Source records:
-- -- --
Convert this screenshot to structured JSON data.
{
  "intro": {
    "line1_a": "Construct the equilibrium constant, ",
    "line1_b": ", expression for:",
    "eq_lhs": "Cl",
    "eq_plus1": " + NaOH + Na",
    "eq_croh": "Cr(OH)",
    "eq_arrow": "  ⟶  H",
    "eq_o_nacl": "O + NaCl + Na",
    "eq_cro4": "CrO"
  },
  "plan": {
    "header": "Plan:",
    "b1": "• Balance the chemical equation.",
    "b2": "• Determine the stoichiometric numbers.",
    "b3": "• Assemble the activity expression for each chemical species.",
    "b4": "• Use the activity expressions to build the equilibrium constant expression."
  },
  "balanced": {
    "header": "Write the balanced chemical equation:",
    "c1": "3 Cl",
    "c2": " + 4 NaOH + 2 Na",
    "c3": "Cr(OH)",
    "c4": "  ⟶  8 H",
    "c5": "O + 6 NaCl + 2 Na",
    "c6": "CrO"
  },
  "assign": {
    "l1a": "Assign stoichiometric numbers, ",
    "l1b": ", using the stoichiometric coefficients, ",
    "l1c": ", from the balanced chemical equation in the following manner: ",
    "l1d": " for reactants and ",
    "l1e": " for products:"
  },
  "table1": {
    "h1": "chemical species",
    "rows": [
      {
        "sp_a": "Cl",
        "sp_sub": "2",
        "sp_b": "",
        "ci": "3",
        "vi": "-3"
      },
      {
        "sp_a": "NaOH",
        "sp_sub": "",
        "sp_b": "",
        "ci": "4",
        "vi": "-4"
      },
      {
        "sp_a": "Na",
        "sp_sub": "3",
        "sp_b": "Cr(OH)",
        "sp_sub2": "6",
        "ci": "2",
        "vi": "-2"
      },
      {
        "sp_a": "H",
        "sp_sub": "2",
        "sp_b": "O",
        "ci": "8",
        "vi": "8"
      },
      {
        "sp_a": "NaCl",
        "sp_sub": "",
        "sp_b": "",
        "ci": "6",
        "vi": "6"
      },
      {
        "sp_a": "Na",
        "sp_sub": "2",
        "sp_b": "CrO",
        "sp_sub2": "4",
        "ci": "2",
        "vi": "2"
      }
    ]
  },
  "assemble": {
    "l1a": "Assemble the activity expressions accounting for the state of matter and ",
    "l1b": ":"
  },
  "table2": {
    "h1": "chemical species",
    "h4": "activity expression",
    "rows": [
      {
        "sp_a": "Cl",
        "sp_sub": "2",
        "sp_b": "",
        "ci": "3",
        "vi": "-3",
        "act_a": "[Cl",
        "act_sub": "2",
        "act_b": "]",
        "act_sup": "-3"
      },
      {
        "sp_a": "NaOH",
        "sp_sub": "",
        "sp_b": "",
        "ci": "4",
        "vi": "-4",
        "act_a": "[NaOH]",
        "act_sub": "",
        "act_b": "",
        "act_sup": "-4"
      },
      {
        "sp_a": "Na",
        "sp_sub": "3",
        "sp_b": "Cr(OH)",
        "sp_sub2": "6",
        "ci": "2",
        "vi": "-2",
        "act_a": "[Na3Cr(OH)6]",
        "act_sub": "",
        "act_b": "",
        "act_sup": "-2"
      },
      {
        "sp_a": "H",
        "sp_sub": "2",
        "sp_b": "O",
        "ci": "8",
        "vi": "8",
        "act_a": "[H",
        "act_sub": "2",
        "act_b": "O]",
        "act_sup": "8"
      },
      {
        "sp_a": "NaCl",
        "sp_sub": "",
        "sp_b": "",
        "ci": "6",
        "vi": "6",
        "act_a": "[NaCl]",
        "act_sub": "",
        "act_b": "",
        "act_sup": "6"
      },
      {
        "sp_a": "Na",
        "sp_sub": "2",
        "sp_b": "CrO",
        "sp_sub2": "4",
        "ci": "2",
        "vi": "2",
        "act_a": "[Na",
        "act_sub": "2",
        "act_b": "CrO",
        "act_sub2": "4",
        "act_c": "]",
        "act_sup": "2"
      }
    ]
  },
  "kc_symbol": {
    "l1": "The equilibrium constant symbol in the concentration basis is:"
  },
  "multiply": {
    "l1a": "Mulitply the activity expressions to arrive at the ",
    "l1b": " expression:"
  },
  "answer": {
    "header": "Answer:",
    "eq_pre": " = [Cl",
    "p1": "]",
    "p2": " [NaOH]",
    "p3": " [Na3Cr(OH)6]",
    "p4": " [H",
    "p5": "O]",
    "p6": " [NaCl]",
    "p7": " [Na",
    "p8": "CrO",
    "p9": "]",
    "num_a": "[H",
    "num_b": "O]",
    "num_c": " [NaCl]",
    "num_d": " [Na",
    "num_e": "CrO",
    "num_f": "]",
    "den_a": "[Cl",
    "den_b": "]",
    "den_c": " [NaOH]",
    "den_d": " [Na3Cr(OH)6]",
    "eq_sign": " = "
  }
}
-- -- --
Problem to solve: Repeat each record exactly. Omit nothing.

Solution:
Convert this screenshot to structured JSON data.
{
  "intro": {
    "line1_a": "Construct the equilibrium constant, ",
    "line1_b": ", expression for:",
    "eq_lhs": "Cl",
    "eq_plus1": " + NaOH + Na",
    "eq_croh": "Cr(OH)",
    "eq_arrow": "  ⟶  H",
    "eq_o_nacl": "O + NaCl + Na",
    "eq_cro4": "CrO"
  },
  "plan": {
    "header": "Plan:",
    "b1": "• Balance the chemical equation.",
    "b2": "• Determine the stoichiometric numbers.",
    "b3": "• Assemble the activity expression for each chemical species.",
    "b4": "• Use the activity expressions to build the equilibrium constant expression."
  },
  "balanced": {
    "header": "Write the balanced chemical equation:",
    "c1": "3 Cl",
    "c2": " + 4 NaOH + 2 Na",
    "c3": "Cr(OH)",
    "c4": "  ⟶  8 H",
    "c5": "O + 6 NaCl + 2 Na",
    "c6": "CrO"
  },
  "assign": {
    "l1a": "Assign stoichiometric numbers, ",
    "l1b": ", using the stoichiometric coefficients, ",
    "l1c": ", from the balanced chemical equation in the following manner: ",
    "l1d": " for reactants and ",
    "l1e": " for products:"
  },
  "table1": {
    "h1": "chemical species",
    "rows": [
      {
        "sp_a": "Cl",
        "sp_sub": "2",
        "sp_b": "",
        "ci": "3",
        "vi": "-3"
      },
      {
        "sp_a": "NaOH",
        "sp_sub": "",
        "sp_b": "",
        "ci": "4",
        "vi": "-4"
      },
      {
        "sp_a": "Na",
        "sp_sub": "3",
        "sp_b": "Cr(OH)",
        "sp_sub2": "6",
        "ci": "2",
        "vi": "-2"
      },
      {
        "sp_a": "H",
        "sp_sub": "2",
        "sp_b": "O",
        "ci": "8",
        "vi": "8"
      },
      {
        "sp_a": "NaCl",
        "sp_sub": "",
        "sp_b": "",
        "ci": "6",
        "vi": "6"
      },
      {
        "sp_a": "Na",
        "sp_sub": "2",
        "sp_b": "CrO",
        "sp_sub2": "4",
        "ci": "2",
        "vi": "2"
      }
    ]
  },
  "assemble": {
    "l1a": "Assemble the activity expressions accounting for the state of matter and ",
    "l1b": ":"
  },
  "table2": {
    "h1": "chemical species",
    "h4": "activity expression",
    "rows": [
      {
        "sp_a": "Cl",
        "sp_sub": "2",
        "sp_b": "",
        "ci": "3",
        "vi": "-3",
        "act_a": "[Cl",
        "act_sub": "2",
        "act_b": "]",
        "act_sup": "-3"
      },
      {
        "sp_a": "NaOH",
        "sp_sub": "",
        "sp_b": "",
        "ci": "4",
        "vi": "-4",
        "act_a": "[NaOH]",
        "act_sub": "",
        "act_b": "",
        "act_sup": "-4"
      },
      {
        "sp_a": "Na",
        "sp_sub": "3",
        "sp_b": "Cr(OH)",
        "sp_sub2": "6",
        "ci": "2",
        "vi": "-2",
        "act_a": "[Na3Cr(OH)6]",
        "act_sub": "",
        "act_b": "",
        "act_sup": "-2"
      },
      {
        "sp_a": "H",
        "sp_sub": "2",
        "sp_b": "O",
        "ci": "8",
        "vi": "8",
        "act_a": "[H",
        "act_sub": "2",
        "act_b": "O]",
        "act_sup": "8"
      },
      {
        "sp_a": "NaCl",
        "sp_sub": "",
        "sp_b": "",
        "ci": "6",
        "vi": "6",
        "act_a": "[NaCl]",
        "act_sub": "",
        "act_b": "",
        "act_sup": "6"
      },
      {
        "sp_a": "Na",
        "sp_sub": "2",
        "sp_b": "CrO",
        "sp_sub2": "4",
        "ci": "2",
        "vi": "2",
        "act_a": "[Na",
        "act_sub": "2",
        "act_b": "CrO",
        "act_sub2": "4",
        "act_c": "]",
        "act_sup": "2"
      }
    ]
  },
  "kc_symbol": {
    "l1": "The equilibrium constant symbol in the concentration basis is:"
  },
  "multiply": {
    "l1a": "Mulitply the activity expressions to arrive at the ",
    "l1b": " expression:"
  },
  "answer": {
    "header": "Answer:",
    "eq_pre": " = [Cl",
    "p1": "]",
    "p2": " [NaOH]",
    "p3": " [Na3Cr(OH)6]",
    "p4": " [H",
    "p5": "O]",
    "p6": " [NaCl]",
    "p7": " [Na",
    "p8": "CrO",
    "p9": "]",
    "num_a": "[H",
    "num_b": "O]",
    "num_c": " [NaCl]",
    "num_d": " [Na",
    "num_e": "CrO",
    "num_f": "]",
    "den_a": "[Cl",
    "den_b": "]",
    "den_c": " [NaOH]",
    "den_d": " [Na3Cr(OH)6]",
    "eq_sign": " = "
  }
}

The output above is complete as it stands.